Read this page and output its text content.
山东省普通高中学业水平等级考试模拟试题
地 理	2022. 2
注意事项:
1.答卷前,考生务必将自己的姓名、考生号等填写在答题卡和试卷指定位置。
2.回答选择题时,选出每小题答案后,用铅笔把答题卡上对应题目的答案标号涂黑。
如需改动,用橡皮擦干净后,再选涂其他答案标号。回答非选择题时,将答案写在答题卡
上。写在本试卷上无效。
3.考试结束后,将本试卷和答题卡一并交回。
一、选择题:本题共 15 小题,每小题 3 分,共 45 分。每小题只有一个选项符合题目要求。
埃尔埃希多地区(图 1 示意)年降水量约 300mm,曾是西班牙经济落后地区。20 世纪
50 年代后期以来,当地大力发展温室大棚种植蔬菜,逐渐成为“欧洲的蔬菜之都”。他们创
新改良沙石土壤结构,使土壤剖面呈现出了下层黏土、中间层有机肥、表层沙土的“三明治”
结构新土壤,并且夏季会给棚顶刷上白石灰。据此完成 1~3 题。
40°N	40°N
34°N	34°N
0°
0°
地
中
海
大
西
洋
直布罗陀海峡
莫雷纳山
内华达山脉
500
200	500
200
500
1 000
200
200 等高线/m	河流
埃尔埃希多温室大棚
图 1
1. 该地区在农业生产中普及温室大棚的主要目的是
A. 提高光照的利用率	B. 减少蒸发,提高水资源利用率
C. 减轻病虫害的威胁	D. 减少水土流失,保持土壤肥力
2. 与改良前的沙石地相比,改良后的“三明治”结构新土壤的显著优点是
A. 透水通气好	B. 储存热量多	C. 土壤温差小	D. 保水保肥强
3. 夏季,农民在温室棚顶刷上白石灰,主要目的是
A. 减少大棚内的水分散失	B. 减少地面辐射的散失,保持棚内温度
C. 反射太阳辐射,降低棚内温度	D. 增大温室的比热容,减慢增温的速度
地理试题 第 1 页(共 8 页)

--------

Problem — Output the records verbatim, from the first line to the last.

Reply to the exercise —
Read this page and output its text content.
山东省普通高中学业水平等级考试模拟试题
地 理	2022. 2
注意事项:
1.答卷前,考生务必将自己的姓名、考生号等填写在答题卡和试卷指定位置。
2.回答选择题时,选出每小题答案后,用铅笔把答题卡上对应题目的答案标号涂黑。
如需改动,用橡皮擦干净后,再选涂其他答案标号。回答非选择题时,将答案写在答题卡
上。写在本试卷上无效。
3.考试结束后,将本试卷和答题卡一并交回。
一、选择题:本题共 15 小题,每小题 3 分,共 45 分。每小题只有一个选项符合题目要求。
埃尔埃希多地区(图 1 示意)年降水量约 300mm,曾是西班牙经济落后地区。20 世纪
50 年代后期以来,当地大力发展温室大棚种植蔬菜,逐渐成为“欧洲的蔬菜之都”。他们创
新改良沙石土壤结构,使土壤剖面呈现出了下层黏土、中间层有机肥、表层沙土的“三明治”
结构新土壤,并且夏季会给棚顶刷上白石灰。据此完成 1~3 题。
40°N	40°N
34°N	34°N
0°
0°
地
中
海
大
西
洋
直布罗陀海峡
莫雷纳山
内华达山脉
500
200	500
200
500
1 000
200
200 等高线/m	河流
埃尔埃希多温室大棚
图 1
1. 该地区在农业生产中普及温室大棚的主要目的是
A. 提高光照的利用率	B. 减少蒸发,提高水资源利用率
C. 减轻病虫害的威胁	D. 减少水土流失,保持土壤肥力
2. 与改良前的沙石地相比,改良后的“三明治”结构新土壤的显著优点是
A. 透水通气好	B. 储存热量多	C. 土壤温差小	D. 保水保肥强
3. 夏季,农民在温室棚顶刷上白石灰,主要目的是
A. 减少大棚内的水分散失	B. 减少地面辐射的散失,保持棚内温度
C. 反射太阳辐射,降低棚内温度	D. 增大温室的比热容,减慢增温的速度
地理试题 第 1 页(共 8 页)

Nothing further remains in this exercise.